» **ACTIVITY LIST**:
**a.** Answer these questions from the extract on John W. White, one answer per line, marked (i), (ii), (iii):
(i) How many separate sites did the three Bombardier Schools total?
(ii) At which airfield was the 485th Bombardment Group based?
(iii) What rank did White hold when he transferred to the United States Air Force?
**b.** List every date that appears in the extract on John W. White.
**c.** In the extract on John W. White, rewrite the passage from "His Legion of" to "it could deploy.", substituting "bombardment" for each "bombing".

***** SELECTED EXTRACT

His Legion of Merit citation read:
Colonel John W. White, 019550, Air Corps, U.S. Army. As director of bombardier training at Midland and Big Spring, Texas, and as commanding officer, Childress and Midland Army Air fields, during the period from November 1941 until June 1945. Colonel White selected sites, negotiated for leases and supervised construction of bombing targets for three Bombardier Schools totaling 56 separate sites. Field training exercises and competitive bombing meets initiated by Colonel White were designed to raise the standards of bombing to the degree most suited to the combat needs of the Army Air Forces.

In September 1945, White became the commanding officer of the 485th Bombardment Group. Based at Smoky Hill Army Air Field, it was equipped with the Boeing B-29 Superfortress and earmarked for duty in the Pacific, but the war ended before it could deploy.

==Post-war==
In March 1946, White deployed to Europe as the A-3 (staff officer responsible for operations) on the staff of the United States Air Forces in Europe (USAFE). In June 1948, he became the Director of Plans of the US and British Combined Airlift Task Force, which carried out the Berlin Airlift. He transferred to the newly formed United States Air Force (USAF) with the rank of lieutenant colonel on 1 July 1948.

**********
***** PROVIDED RECORDS

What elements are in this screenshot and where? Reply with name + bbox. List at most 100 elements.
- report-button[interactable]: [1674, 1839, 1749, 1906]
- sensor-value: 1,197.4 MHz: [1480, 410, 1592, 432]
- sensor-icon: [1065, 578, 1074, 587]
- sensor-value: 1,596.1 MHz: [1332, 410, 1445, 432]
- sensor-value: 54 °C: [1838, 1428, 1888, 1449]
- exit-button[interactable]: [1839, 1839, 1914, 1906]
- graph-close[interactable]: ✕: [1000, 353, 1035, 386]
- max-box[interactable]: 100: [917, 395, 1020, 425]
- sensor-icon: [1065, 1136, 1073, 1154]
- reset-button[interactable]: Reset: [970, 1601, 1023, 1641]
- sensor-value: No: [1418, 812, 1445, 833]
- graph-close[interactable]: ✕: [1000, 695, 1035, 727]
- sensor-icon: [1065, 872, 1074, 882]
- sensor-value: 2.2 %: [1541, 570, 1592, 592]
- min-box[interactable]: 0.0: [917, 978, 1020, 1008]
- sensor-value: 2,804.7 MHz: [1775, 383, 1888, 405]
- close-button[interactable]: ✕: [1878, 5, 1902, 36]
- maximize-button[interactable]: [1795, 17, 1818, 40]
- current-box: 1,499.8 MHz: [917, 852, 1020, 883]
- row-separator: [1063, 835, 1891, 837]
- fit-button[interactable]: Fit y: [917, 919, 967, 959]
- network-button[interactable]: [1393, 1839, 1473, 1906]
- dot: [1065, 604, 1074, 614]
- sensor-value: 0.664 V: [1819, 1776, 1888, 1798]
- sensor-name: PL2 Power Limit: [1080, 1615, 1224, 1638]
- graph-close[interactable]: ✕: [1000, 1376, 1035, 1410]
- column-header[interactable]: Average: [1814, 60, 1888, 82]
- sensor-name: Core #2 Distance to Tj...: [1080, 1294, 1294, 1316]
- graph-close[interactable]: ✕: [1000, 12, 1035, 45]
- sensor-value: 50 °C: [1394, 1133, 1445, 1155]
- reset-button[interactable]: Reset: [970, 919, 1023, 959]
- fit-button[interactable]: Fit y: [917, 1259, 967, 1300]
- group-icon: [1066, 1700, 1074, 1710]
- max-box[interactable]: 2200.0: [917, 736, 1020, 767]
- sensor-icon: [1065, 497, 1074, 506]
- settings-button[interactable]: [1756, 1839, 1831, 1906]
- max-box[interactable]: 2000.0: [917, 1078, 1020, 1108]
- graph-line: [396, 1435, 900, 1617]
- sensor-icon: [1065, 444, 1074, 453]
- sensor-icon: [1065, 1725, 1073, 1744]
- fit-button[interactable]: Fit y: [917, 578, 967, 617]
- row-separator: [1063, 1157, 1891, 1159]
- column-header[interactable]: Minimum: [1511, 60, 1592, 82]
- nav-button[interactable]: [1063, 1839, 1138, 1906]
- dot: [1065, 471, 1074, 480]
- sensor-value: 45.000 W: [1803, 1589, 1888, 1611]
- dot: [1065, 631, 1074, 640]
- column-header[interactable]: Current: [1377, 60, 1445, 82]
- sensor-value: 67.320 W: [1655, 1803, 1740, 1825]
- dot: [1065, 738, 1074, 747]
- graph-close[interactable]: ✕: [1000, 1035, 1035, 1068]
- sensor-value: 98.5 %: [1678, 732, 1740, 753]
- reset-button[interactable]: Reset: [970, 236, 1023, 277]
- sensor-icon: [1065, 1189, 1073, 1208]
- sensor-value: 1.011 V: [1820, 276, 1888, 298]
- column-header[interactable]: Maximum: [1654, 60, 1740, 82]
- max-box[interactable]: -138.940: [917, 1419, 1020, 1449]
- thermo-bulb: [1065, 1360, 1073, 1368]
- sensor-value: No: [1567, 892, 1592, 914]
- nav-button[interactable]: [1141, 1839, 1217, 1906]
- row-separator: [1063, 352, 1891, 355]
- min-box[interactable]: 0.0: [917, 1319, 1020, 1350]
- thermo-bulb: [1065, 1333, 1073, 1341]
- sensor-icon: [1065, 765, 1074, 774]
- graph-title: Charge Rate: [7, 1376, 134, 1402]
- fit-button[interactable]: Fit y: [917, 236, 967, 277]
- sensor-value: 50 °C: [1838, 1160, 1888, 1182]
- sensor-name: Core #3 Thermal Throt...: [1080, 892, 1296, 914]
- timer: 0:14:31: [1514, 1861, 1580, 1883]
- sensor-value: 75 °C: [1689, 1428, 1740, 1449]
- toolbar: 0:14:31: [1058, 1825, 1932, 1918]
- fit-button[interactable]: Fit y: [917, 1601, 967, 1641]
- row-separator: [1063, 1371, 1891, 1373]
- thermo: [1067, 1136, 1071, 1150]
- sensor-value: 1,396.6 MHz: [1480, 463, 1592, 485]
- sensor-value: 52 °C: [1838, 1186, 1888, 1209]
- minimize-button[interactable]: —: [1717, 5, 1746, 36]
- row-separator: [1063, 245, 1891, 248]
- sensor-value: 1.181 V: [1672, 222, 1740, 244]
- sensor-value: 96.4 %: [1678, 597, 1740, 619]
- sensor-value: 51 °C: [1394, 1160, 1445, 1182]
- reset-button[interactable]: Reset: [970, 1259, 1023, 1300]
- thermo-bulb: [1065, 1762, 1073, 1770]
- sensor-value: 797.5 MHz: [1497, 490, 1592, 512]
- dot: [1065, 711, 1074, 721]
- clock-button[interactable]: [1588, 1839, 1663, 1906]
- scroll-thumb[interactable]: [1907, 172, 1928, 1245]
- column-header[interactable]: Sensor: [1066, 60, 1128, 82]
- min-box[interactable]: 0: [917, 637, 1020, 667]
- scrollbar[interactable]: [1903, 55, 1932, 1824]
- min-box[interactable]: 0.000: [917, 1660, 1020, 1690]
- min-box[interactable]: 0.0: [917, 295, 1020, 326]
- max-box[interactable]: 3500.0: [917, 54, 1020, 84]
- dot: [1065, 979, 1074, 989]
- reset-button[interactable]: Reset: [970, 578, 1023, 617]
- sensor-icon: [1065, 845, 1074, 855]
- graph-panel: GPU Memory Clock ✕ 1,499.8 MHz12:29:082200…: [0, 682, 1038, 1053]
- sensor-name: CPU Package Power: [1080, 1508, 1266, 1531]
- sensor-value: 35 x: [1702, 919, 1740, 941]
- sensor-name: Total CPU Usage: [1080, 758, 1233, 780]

**********

» **EXERCISE ANSWERS**:
**a.**
(i) 56
(ii) Smoky Hill Army Air Field
(iii) Lieutenant colonel

**b.**
November 1941
June 1945
September 1945
March 1946
June 1948
1 July 1948

**c.**
His Legion of Merit citation read:
Colonel John W. White, 019550, Air Corps, U.S. Army. As director of bombardier training at Midland and Big Spring, Texas, and as commanding officer, Childress and Midland Army Air fields, during the period from November 1941 until June 1945. Colonel White selected sites, negotiated for leases and supervised construction of bombardment targets for three Bombardier Schools totaling 56 separate sites. Field training exercises and competitive bombardment meets initiated by Colonel White were designed to raise the standards of bombardment to the degree most suited to the combat needs of the Army Air Forces.

In September 1945, White became the commanding officer of the 485th Bombardment Group. Based at Smoky Hill Army Air Field, it was equipped with the Boeing B-29 Superfortress and earmarked for duty in the Pacific, but the war ended before it could deploy.